start Supplied material

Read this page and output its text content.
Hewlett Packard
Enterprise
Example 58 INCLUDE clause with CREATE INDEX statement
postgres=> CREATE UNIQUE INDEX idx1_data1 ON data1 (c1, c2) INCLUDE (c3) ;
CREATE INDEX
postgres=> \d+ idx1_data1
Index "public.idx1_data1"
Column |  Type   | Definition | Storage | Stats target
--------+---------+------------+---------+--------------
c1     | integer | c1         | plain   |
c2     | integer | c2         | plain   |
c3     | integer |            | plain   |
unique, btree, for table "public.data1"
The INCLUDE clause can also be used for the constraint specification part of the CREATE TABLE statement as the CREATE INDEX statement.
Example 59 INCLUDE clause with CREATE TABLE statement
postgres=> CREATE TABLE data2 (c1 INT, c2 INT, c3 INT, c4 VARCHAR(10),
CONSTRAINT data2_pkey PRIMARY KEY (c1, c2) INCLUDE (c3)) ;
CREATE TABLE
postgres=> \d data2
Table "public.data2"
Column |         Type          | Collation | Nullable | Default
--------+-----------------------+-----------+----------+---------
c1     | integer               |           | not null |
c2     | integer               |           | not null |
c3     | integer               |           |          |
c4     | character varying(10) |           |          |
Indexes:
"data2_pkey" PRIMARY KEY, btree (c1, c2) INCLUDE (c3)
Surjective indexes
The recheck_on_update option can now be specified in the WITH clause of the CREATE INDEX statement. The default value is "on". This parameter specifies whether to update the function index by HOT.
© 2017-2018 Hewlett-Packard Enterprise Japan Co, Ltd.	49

end Supplied material

Exercise aim >> Reproduce every entry shown above, precisely as it stands.

Answer >>
Read this page and output its text content.
Hewlett Packard
Enterprise
Example 58 INCLUDE clause with CREATE INDEX statement
postgres=> CREATE UNIQUE INDEX idx1_data1 ON data1 (c1, c2) INCLUDE (c3) ;
CREATE INDEX
postgres=> \d+ idx1_data1
Index "public.idx1_data1"
Column |  Type   | Definition | Storage | Stats target
--------+---------+------------+---------+--------------
c1     | integer | c1         | plain   |
c2     | integer | c2         | plain   |
c3     | integer |            | plain   |
unique, btree, for table "public.data1"
The INCLUDE clause can also be used for the constraint specification part of the CREATE TABLE statement as the CREATE INDEX statement.
Example 59 INCLUDE clause with CREATE TABLE statement
postgres=> CREATE TABLE data2 (c1 INT, c2 INT, c3 INT, c4 VARCHAR(10),
CONSTRAINT data2_pkey PRIMARY KEY (c1, c2) INCLUDE (c3)) ;
CREATE TABLE
postgres=> \d data2
Table "public.data2"
Column |         Type          | Collation | Nullable | Default
--------+-----------------------+-----------+----------+---------
c1     | integer               |           | not null |
c2     | integer               |           | not null |
c3     | integer               |           |          |
c4     | character varying(10) |           |          |
Indexes:
"data2_pkey" PRIMARY KEY, btree (c1, c2) INCLUDE (c3)
Surjective indexes
The recheck_on_update option can now be specified in the WITH clause of the CREATE INDEX statement. The default value is "on". This parameter specifies whether to update the function index by HOT.
© 2017-2018 Hewlett-Packard Enterprise Japan Co, Ltd.	49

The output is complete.